### What is needed
Restate, word for word, all of the material shown below.

(Stored records)
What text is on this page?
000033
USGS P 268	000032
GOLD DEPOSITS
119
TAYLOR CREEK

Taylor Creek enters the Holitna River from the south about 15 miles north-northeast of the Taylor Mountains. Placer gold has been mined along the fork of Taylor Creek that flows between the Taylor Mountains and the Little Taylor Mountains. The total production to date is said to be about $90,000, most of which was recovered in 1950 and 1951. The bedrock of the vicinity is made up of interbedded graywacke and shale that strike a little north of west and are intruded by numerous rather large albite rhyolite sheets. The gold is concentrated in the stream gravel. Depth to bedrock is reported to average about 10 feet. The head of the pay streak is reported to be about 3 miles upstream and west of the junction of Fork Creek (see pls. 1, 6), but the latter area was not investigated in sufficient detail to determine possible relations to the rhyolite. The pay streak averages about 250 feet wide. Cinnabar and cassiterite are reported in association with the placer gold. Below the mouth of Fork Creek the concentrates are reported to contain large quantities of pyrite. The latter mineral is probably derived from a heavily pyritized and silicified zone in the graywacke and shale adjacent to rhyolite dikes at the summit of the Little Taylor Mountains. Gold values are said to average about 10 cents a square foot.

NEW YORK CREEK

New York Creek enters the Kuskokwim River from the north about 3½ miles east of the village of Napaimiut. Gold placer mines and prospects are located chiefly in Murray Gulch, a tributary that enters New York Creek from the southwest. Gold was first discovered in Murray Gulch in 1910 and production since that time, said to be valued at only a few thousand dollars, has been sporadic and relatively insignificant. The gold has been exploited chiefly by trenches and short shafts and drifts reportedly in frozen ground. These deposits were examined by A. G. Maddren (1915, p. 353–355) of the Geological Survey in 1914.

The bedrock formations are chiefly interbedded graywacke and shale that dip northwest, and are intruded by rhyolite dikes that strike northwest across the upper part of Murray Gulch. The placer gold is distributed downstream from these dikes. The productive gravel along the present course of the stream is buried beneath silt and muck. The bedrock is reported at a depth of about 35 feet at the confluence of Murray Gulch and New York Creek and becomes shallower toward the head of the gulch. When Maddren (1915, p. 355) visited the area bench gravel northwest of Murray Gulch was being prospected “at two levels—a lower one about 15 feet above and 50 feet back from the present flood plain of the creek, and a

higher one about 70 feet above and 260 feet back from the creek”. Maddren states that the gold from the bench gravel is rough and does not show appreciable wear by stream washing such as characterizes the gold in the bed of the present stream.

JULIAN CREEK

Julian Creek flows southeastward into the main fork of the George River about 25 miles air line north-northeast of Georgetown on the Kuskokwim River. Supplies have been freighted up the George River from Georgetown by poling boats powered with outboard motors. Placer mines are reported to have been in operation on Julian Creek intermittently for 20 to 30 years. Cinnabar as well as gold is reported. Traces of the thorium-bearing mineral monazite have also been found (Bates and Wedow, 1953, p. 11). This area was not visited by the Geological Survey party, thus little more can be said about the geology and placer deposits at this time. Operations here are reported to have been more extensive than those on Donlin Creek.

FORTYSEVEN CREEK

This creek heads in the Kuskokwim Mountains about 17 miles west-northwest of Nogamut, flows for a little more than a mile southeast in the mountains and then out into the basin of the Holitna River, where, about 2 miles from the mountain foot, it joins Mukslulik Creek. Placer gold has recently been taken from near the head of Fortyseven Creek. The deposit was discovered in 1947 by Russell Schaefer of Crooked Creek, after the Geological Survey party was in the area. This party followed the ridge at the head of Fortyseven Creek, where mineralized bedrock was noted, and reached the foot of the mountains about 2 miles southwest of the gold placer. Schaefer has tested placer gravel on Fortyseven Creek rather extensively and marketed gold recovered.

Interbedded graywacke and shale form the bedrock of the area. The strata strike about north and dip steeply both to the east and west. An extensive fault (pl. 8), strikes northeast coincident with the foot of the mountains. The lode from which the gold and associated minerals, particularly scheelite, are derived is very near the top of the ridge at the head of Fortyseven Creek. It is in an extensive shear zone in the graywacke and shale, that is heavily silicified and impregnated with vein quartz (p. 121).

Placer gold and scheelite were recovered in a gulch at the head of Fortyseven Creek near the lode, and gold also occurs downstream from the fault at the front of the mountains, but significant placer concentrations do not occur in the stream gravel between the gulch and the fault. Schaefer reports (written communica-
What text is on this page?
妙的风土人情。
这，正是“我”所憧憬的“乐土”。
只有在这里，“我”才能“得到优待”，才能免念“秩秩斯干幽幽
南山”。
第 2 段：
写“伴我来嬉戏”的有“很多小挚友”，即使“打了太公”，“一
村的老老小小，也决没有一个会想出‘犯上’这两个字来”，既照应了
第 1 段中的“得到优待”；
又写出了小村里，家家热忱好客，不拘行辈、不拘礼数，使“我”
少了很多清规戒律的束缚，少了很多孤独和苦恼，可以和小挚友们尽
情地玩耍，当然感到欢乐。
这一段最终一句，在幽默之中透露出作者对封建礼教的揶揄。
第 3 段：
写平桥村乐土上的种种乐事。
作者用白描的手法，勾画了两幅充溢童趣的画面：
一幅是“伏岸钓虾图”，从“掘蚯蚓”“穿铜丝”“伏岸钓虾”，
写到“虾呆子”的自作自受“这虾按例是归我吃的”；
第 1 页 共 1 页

### Solution to the exercise
What text is on this page?
000033
USGS P 268	000032
GOLD DEPOSITS
119
TAYLOR CREEK

Taylor Creek enters the Holitna River from the south about 15 miles north-northeast of the Taylor Mountains. Placer gold has been mined along the fork of Taylor Creek that flows between the Taylor Mountains and the Little Taylor Mountains. The total production to date is said to be about $90,000, most of which was recovered in 1950 and 1951. The bedrock of the vicinity is made up of interbedded graywacke and shale that strike a little north of west and are intruded by numerous rather large albite rhyolite sheets. The gold is concentrated in the stream gravel. Depth to bedrock is reported to average about 10 feet. The head of the pay streak is reported to be about 3 miles upstream and west of the junction of Fork Creek (see pls. 1, 6), but the latter area was not investigated in sufficient detail to determine possible relations to the rhyolite. The pay streak averages about 250 feet wide. Cinnabar and cassiterite are reported in association with the placer gold. Below the mouth of Fork Creek the concentrates are reported to contain large quantities of pyrite. The latter mineral is probably derived from a heavily pyritized and silicified zone in the graywacke and shale adjacent to rhyolite dikes at the summit of the Little Taylor Mountains. Gold values are said to average about 10 cents a square foot.

NEW YORK CREEK

New York Creek enters the Kuskokwim River from the north about 3½ miles east of the village of Napaimiut. Gold placer mines and prospects are located chiefly in Murray Gulch, a tributary that enters New York Creek from the southwest. Gold was first discovered in Murray Gulch in 1910 and production since that time, said to be valued at only a few thousand dollars, has been sporadic and relatively insignificant. The gold has been exploited chiefly by trenches and short shafts and drifts reportedly in frozen ground. These deposits were examined by A. G. Maddren (1915, p. 353–355) of the Geological Survey in 1914.

The bedrock formations are chiefly interbedded graywacke and shale that dip northwest, and are intruded by rhyolite dikes that strike northwest across the upper part of Murray Gulch. The placer gold is distributed downstream from these dikes. The productive gravel along the present course of the stream is buried beneath silt and muck. The bedrock is reported at a depth of about 35 feet at the confluence of Murray Gulch and New York Creek and becomes shallower toward the head of the gulch. When Maddren (1915, p. 355) visited the area bench gravel northwest of Murray Gulch was being prospected “at two levels—a lower one about 15 feet above and 50 feet back from the present flood plain of the creek, and a

higher one about 70 feet above and 260 feet back from the creek”. Maddren states that the gold from the bench gravel is rough and does not show appreciable wear by stream washing such as characterizes the gold in the bed of the present stream.

JULIAN CREEK

Julian Creek flows southeastward into the main fork of the George River about 25 miles air line north-northeast of Georgetown on the Kuskokwim River. Supplies have been freighted up the George River from Georgetown by poling boats powered with outboard motors. Placer mines are reported to have been in operation on Julian Creek intermittently for 20 to 30 years. Cinnabar as well as gold is reported. Traces of the thorium-bearing mineral monazite have also been found (Bates and Wedow, 1953, p. 11). This area was not visited by the Geological Survey party, thus little more can be said about the geology and placer deposits at this time. Operations here are reported to have been more extensive than those on Donlin Creek.

FORTYSEVEN CREEK

This creek heads in the Kuskokwim Mountains about 17 miles west-northwest of Nogamut, flows for a little more than a mile southeast in the mountains and then out into the basin of the Holitna River, where, about 2 miles from the mountain foot, it joins Mukslulik Creek. Placer gold has recently been taken from near the head of Fortyseven Creek. The deposit was discovered in 1947 by Russell Schaefer of Crooked Creek, after the Geological Survey party was in the area. This party followed the ridge at the head of Fortyseven Creek, where mineralized bedrock was noted, and reached the foot of the mountains about 2 miles southwest of the gold placer. Schaefer has tested placer gravel on Fortyseven Creek rather extensively and marketed gold recovered.

Interbedded graywacke and shale form the bedrock of the area. The strata strike about north and dip steeply both to the east and west. An extensive fault (pl. 8), strikes northeast coincident with the foot of the mountains. The lode from which the gold and associated minerals, particularly scheelite, are derived is very near the top of the ridge at the head of Fortyseven Creek. It is in an extensive shear zone in the graywacke and shale, that is heavily silicified and impregnated with vein quartz (p. 121).

Placer gold and scheelite were recovered in a gulch at the head of Fortyseven Creek near the lode, and gold also occurs downstream from the fault at the front of the mountains, but significant placer concentrations do not occur in the stream gravel between the gulch and the fault. Schaefer reports (written communica-
What text is on this page?
妙的风土人情。
这，正是“我”所憧憬的“乐土”。
只有在这里，“我”才能“得到优待”，才能免念“秩秩斯干幽幽
南山”。
第 2 段：
写“伴我来嬉戏”的有“很多小挚友”，即使“打了太公”，“一
村的老老小小，也决没有一个会想出‘犯上’这两个字来”，既照应了
第 1 段中的“得到优待”；
又写出了小村里，家家热忱好客，不拘行辈、不拘礼数，使“我”
少了很多清规戒律的束缚，少了很多孤独和苦恼，可以和小挚友们尽
情地玩耍，当然感到欢乐。
这一段最终一句，在幽默之中透露出作者对封建礼教的揶揄。
第 3 段：
写平桥村乐土上的种种乐事。
作者用白描的手法，勾画了两幅充溢童趣的画面：
一幅是“伏岸钓虾图”，从“掘蚯蚓”“穿铜丝”“伏岸钓虾”，
写到“虾呆子”的自作自受“这虾按例是归我吃的”；
第 1 页 共 1 页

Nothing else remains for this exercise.